• [PROBLEM]
Filter this material down to the lines that hold "Control", copying each one.

# start of MATERIAL PROVIDED

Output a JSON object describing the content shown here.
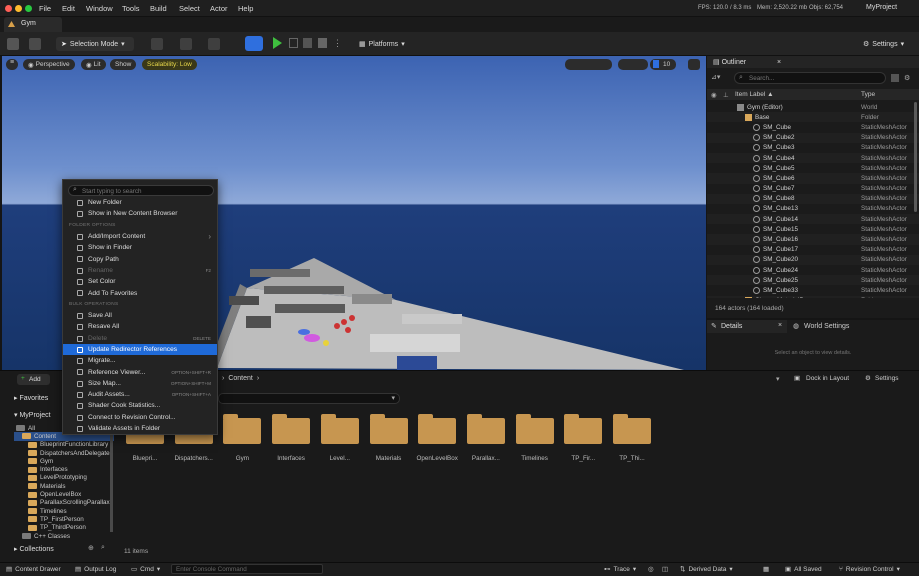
{
  "app": {
    "project": "MyProject",
    "doc_tab": "Gym"
  },
  "menubar": {
    "items": [
      "File",
      "Edit",
      "Window",
      "Tools",
      "Build",
      "Select",
      "Actor",
      "Help"
    ]
  },
  "stats": {
    "fps": "FPS: 120.0",
    "ms": "/ 8.3 ms",
    "mem": "Mem: 2,520.22 mb",
    "objs": "Objs: 62,754"
  },
  "toolbar": {
    "selection_mode": "Selection Mode",
    "platforms": "Platforms",
    "settings": "Settings"
  },
  "viewport": {
    "perspective": "Perspective",
    "lit": "Lit",
    "show": "Show",
    "scalability": "Scalability: Low",
    "grid_value": "10"
  },
  "outliner": {
    "title": "Outliner",
    "search_placeholder": "Search...",
    "col_label": "Item Label ▲",
    "col_type": "Type",
    "rows": [
      {
        "label": "Gym (Editor)",
        "type": "World",
        "indent": 0
      },
      {
        "label": "Base",
        "type": "Folder",
        "indent": 1
      },
      {
        "label": "SM_Cube",
        "type": "StaticMeshActor",
        "indent": 2
      },
      {
        "label": "SM_Cube2",
        "type": "StaticMeshActor",
        "indent": 2
      },
      {
        "label": "SM_Cube3",
        "type": "StaticMeshActor",
        "indent": 2
      },
      {
        "label": "SM_Cube4",
        "type": "StaticMeshActor",
        "indent": 2
      },
      {
        "label": "SM_Cube5",
        "type": "StaticMeshActor",
        "indent": 2
      },
      {
        "label": "SM_Cube6",
        "type": "StaticMeshActor",
        "indent": 2
      },
      {
        "label": "SM_Cube7",
        "type": "StaticMeshActor",
        "indent": 2
      },
      {
        "label": "SM_Cube8",
        "type": "StaticMeshActor",
        "indent": 2
      },
      {
        "label": "SM_Cube13",
        "type": "StaticMeshActor",
        "indent": 2
      },
      {
        "label": "SM_Cube14",
        "type": "StaticMeshActor",
        "indent": 2
      },
      {
        "label": "SM_Cube15",
        "type": "StaticMeshActor",
        "indent": 2
      },
      {
        "label": "SM_Cube16",
        "type": "StaticMeshActor",
        "indent": 2
      },
      {
        "label": "SM_Cube17",
        "type": "StaticMeshActor",
        "indent": 2
      },
      {
        "label": "SM_Cube20",
        "type": "StaticMeshActor",
        "indent": 2
      },
      {
        "label": "SM_Cube24",
        "type": "StaticMeshActor",
        "indent": 2
      },
      {
        "label": "SM_Cube25",
        "type": "StaticMeshActor",
        "indent": 2
      },
      {
        "label": "SM_Cube33",
        "type": "StaticMeshActor",
        "indent": 2
      },
      {
        "label": "ChangeMaterialParam",
        "type": "Folder",
        "indent": 1
      }
    ],
    "footer": "164 actors (164 loaded)"
  },
  "details": {
    "tab": "Details",
    "world_settings": "World Settings",
    "empty": "Select an object to view details."
  },
  "content_browser": {
    "add": "Add",
    "breadcrumb": "Content",
    "dock": "Dock in Layout",
    "settings": "Settings",
    "favorites": "Favorites",
    "project": "MyProject",
    "tree": [
      "All",
      "Content",
      "BlueprintFunctionLibrary",
      "DispatchersAndDelegates",
      "Gym",
      "Interfaces",
      "LevelPrototyping",
      "Materials",
      "OpenLevelBox",
      "ParallaxScrollingParallax",
      "Timelines",
      "TP_FirstPerson",
      "TP_ThirdPerson",
      "C++ Classes"
    ],
    "folders": [
      "Bluepri...",
      "Dispatchers...",
      "Gym",
      "Interfaces",
      "Level...",
      "Materials",
      "OpenLevelBox",
      "Parallax...",
      "Timelines",
      "TP_Fir...",
      "TP_Thi..."
    ],
    "collections": "Collections",
    "count": "11 items"
  },
  "context_menu": {
    "search_placeholder": "Start typing to search",
    "items": [
      {
        "label": "New Folder",
        "kind": "item"
      },
      {
        "label": "Show in New Content Browser",
        "kind": "item"
      },
      {
        "label": "FOLDER OPTIONS",
        "kind": "section"
      },
      {
        "label": "Add/Import Content",
        "kind": "item",
        "submenu": true
      },
      {
        "label": "Show in Finder",
        "kind": "item"
      },
      {
        "label": "Copy Path",
        "kind": "item"
      },
      {
        "label": "Rename",
        "kind": "disabled",
        "shortcut": "F2"
      },
      {
        "label": "Set Color",
        "kind": "item"
      },
      {
        "label": "Add To Favorites",
        "kind": "item"
      },
      {
        "label": "BULK OPERATIONS",
        "kind": "section"
      },
      {
        "label": "Save All",
        "kind": "item"
      },
      {
        "label": "Resave All",
        "kind": "item"
      },
      {
        "label": "Delete",
        "kind": "disabled",
        "shortcut": "DELETE"
      },
      {
        "label": "Update Redirector References",
        "kind": "highlight"
      },
      {
        "label": "Migrate...",
        "kind": "item"
      },
      {
        "label": "Reference Viewer...",
        "kind": "item",
        "shortcut": "OPTION+SHIFT+R"
      },
      {
        "label": "Size Map...",
        "kind": "item",
        "shortcut": "OPTION+SHIFT+M"
      },
      {
        "label": "Audit Assets...",
        "kind": "item",
        "shortcut": "OPTION+SHIFT+A"
      },
      {
        "label": "Shader Cook Statistics...",
        "kind": "item"
      },
      {
        "label": "Connect to Revision Control...",
        "kind": "item"
      },
      {
        "label": "Validate Assets in Folder",
        "kind": "item"
      }
    ]
  },
  "statusbar": {
    "content_drawer": "Content Drawer",
    "output_log": "Output Log",
    "cmd": "Cmd",
    "console_placeholder": "Enter Console Command",
    "trace": "Trace",
    "derived_data": "Derived Data",
    "all_saved": "All Saved",
    "revision_control": "Revision Control"
  },
  "colors": {
    "accent": "#1f6ad8",
    "play": "#3fbf3f",
    "folder": "#c79650"
  }
}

# end of MATERIAL PROVIDED

• [PROBLEM SOLUTION]
        "label": "Connect to Revision Control...",
    "revision_control": "Revision Control"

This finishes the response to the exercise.